* **Documento**:

▬▬▬▬▬▬▬▬▬▬

# Cómo correr una macro desde un botón en un excel sheet?



## josevaldesv (Sep 25, 2004)

Buen día... aprovechando el fin de semana pregunto cómo se puede correr una macro desde un botón en una hoja de excel...

quizá este botón pudiera ser una pequeña imagen que pongamos en la página, y que cuando se le da click, se corra la macro

o también podría ser un hyper link.. no lo sé

Saludos


----------



## Juan Pablo González (Sep 26, 2004)

Lo más sencillo es usar un botón de la barra "Formularios".

Al hacer click derecho sobre alguna de las barras, se selecciona "Formularios" para que aparezca esta barra.

Luego, se hace click en el botón de "Botón", y se dibuja sobre la hoja, con el tamaño que se desea.

Ahí mismo Excel pregunta que qué macro se desea asignar a este botón.

Luego se puede cambiar el texto para que sea más facil distinguirlo... y ya !

▬▬▬▬▬▬▬▬▬▬

* **Tareas**:
(1) Resume en una sola oración el párrafo del hilo sobre macros en Excel que comienza con «Al hacer click derecho».
(2) Prosigue el hilo sobre macros en Excel a partir de su última frase.

Registros de cuadros de elementos
▬▬▬▬▬▬▬▬▬▬

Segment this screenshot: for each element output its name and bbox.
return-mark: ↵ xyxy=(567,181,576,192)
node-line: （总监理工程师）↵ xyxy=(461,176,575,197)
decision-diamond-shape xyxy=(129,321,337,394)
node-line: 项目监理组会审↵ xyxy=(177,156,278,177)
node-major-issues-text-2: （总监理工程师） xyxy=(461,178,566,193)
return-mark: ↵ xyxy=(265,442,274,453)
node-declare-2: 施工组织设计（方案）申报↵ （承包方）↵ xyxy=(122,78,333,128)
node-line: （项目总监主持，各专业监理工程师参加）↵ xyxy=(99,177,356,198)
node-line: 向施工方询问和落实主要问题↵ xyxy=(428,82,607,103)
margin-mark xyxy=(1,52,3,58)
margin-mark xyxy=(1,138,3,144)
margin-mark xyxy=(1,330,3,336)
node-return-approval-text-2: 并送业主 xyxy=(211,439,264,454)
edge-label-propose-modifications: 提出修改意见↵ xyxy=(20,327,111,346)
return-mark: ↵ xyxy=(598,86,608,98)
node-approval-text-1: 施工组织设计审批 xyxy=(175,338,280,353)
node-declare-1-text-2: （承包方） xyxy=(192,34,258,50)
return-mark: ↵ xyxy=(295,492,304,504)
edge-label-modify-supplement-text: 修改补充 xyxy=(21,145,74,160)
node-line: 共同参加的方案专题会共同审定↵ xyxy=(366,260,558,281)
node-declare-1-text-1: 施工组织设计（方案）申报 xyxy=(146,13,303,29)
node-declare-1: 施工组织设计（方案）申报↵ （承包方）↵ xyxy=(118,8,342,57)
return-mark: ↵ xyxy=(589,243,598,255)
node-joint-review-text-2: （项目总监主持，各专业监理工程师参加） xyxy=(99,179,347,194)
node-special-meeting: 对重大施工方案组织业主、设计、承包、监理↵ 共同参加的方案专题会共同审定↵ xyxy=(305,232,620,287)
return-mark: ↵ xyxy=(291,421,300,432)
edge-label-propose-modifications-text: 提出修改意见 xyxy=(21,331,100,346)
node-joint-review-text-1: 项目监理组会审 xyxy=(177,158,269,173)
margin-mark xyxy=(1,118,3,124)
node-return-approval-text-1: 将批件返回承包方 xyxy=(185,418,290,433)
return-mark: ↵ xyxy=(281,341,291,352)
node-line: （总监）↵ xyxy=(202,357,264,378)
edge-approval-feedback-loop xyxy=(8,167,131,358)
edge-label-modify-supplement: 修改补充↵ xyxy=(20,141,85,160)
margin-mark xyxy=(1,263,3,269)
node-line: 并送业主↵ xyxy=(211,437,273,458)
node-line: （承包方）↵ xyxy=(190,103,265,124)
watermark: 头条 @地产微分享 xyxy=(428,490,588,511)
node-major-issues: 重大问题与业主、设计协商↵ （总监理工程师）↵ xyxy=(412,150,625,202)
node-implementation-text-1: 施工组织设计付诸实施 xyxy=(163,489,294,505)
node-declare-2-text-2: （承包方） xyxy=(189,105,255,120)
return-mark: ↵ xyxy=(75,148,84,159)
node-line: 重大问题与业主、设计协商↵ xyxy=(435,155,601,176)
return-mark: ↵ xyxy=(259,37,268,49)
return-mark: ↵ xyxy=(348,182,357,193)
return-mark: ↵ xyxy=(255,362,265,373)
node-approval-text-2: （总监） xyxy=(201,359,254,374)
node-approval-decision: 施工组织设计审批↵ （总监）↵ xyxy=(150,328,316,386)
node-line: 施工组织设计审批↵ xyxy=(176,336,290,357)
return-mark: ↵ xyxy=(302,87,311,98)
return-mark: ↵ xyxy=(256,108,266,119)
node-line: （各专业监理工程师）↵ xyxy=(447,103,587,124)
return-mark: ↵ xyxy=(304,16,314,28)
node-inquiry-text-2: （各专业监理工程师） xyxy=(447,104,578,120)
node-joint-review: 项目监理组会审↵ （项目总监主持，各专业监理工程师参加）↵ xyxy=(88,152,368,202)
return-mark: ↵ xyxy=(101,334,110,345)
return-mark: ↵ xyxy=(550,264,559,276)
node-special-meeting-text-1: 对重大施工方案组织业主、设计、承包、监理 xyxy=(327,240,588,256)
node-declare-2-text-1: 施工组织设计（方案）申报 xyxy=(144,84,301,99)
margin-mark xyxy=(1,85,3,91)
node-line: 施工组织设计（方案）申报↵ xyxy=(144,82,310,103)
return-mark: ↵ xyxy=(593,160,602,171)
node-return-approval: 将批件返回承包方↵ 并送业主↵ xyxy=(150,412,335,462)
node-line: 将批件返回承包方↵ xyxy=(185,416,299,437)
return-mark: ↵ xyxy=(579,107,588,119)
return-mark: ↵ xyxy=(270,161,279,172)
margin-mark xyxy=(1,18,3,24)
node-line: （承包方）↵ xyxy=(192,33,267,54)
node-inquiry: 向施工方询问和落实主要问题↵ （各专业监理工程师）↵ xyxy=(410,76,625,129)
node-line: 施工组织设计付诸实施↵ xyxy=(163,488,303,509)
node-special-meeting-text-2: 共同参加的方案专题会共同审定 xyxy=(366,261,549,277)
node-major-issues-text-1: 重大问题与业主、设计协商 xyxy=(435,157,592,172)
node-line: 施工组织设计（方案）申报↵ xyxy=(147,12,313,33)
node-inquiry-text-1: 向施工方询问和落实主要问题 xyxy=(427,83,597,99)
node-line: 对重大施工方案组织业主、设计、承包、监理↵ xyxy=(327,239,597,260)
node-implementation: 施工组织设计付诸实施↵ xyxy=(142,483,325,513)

▬▬▬▬▬▬▬▬▬▬

* **Respuestas**:
(1) Para mostrar la barra "Formularios", se hace clic derecho sobre cualquiera de las barras y se elige "Formularios".

(2)
----------



## josevaldesv (Sep 27, 2004)

Gracias. Ya pude hacerlo.

Tenía problemas ya que por alguna razón no tengo esa opción de asignar macro. Lo que hago es agregar un dibujo de autoforma, y le asigno una macro, ya que el botón no me da esa opción.

Saludos.


----------



## Juan Pablo González (Sep 27, 2004)

Raro... lo único que se me ocurre para que no funcione es que se esté usando la barra "Cuadro de controles" y no la de "Formularios".  Pero bueno, si con una autoforma funciona, pues bien...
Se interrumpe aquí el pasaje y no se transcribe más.